- **Exercise brief**: Show all lines holding the string "Average".

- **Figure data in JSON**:

--- begin ---

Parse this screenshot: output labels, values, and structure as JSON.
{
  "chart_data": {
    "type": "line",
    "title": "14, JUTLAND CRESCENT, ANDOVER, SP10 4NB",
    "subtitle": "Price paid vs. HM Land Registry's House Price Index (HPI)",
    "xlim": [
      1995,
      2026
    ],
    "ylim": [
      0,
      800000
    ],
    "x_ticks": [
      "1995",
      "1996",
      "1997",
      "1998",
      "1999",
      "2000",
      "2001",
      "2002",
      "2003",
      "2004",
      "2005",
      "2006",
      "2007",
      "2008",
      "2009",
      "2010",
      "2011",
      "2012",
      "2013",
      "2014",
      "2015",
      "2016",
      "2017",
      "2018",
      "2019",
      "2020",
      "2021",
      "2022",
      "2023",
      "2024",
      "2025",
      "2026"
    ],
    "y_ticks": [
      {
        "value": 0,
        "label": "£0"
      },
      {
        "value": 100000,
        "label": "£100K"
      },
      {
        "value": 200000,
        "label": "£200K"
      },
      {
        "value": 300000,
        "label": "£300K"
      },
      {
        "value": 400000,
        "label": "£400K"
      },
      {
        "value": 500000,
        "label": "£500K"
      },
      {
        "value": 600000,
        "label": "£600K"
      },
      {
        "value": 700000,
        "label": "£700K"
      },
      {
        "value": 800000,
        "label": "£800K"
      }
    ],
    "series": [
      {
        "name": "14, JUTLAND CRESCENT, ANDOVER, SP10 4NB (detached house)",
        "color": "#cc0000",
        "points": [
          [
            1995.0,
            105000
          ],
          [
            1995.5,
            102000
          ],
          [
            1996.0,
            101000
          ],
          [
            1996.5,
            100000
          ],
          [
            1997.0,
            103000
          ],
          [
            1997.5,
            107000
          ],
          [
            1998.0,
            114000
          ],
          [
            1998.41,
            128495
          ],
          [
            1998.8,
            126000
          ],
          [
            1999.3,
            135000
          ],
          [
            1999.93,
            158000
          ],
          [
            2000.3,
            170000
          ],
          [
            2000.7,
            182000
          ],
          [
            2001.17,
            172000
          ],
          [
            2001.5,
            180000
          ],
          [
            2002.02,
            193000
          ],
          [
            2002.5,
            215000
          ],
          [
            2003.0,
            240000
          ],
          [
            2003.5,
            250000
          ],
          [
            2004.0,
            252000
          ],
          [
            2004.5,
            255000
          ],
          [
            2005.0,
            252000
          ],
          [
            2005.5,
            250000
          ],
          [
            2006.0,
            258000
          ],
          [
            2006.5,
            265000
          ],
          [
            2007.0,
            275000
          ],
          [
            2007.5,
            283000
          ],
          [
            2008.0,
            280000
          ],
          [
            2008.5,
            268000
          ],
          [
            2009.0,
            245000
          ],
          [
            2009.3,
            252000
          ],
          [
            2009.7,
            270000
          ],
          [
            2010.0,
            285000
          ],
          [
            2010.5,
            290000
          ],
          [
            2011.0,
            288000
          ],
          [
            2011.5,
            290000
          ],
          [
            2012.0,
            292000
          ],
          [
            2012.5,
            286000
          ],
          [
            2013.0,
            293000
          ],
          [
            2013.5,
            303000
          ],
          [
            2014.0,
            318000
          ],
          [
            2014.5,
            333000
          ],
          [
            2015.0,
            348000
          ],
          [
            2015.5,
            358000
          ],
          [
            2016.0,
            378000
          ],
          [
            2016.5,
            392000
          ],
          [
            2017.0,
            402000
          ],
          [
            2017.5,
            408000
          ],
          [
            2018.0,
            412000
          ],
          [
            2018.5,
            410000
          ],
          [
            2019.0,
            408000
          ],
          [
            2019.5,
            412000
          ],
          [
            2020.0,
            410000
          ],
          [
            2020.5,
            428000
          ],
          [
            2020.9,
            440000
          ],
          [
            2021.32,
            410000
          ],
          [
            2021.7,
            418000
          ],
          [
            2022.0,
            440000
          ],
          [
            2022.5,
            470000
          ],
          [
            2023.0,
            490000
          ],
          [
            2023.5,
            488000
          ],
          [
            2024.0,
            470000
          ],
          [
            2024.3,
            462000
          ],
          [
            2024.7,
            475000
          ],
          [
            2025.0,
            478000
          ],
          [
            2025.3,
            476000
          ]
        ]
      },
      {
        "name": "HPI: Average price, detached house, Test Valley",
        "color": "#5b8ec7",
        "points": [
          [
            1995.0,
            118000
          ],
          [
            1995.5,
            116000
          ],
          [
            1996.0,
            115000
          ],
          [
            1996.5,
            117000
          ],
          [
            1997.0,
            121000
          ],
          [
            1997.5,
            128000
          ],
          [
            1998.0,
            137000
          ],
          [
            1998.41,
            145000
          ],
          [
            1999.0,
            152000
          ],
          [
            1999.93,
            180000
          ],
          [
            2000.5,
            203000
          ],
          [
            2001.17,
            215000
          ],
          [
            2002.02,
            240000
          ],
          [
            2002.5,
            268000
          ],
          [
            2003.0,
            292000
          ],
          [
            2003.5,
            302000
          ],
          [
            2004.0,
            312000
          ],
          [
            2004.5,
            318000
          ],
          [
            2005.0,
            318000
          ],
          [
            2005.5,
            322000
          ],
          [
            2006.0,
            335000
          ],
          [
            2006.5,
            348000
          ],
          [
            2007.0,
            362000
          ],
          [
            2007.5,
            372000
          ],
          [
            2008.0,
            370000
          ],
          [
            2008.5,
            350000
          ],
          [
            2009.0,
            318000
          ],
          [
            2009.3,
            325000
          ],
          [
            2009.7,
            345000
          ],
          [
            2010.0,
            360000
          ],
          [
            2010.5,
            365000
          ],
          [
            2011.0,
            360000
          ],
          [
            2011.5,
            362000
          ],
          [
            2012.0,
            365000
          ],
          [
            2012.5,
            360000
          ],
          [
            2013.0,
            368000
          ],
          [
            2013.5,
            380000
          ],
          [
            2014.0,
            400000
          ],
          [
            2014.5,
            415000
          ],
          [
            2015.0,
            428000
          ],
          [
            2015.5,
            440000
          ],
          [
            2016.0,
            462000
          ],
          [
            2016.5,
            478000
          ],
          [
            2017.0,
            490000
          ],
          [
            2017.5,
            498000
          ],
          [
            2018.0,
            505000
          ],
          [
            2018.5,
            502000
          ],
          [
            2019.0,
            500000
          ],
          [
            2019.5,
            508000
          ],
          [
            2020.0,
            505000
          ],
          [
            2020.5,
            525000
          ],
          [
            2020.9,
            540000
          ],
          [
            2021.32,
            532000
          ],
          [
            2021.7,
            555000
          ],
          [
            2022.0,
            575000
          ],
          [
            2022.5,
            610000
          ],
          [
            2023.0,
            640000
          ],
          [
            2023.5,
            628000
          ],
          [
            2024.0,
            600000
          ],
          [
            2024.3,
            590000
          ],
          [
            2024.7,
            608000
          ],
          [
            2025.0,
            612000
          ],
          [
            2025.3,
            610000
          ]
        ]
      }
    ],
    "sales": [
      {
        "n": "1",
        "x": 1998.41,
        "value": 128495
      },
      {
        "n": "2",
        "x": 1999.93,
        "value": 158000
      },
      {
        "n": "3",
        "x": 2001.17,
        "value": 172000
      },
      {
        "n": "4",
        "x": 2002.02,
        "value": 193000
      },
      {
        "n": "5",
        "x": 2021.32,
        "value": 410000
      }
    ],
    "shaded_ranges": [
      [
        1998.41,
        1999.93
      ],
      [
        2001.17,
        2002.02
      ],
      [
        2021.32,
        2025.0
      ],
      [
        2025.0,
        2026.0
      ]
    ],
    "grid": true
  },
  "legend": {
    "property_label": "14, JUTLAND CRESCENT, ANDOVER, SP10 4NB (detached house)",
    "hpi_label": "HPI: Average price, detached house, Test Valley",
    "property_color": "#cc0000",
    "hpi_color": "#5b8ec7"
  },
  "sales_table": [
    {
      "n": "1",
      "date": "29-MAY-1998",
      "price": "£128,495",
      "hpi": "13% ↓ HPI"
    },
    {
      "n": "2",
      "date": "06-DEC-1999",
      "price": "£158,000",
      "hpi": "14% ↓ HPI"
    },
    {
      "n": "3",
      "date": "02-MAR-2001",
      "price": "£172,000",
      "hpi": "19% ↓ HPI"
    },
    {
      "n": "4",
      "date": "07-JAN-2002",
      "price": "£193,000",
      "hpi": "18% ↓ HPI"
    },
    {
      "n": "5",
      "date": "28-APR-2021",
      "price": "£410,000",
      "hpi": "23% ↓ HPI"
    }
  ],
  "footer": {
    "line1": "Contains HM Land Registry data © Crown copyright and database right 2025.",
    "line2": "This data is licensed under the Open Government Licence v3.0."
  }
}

--- end ---

- **Correct result**:
        "name": "HPI: Average price, detached house, Test Valley",
    "hpi_label": "HPI: Average price, detached house, Test Valley",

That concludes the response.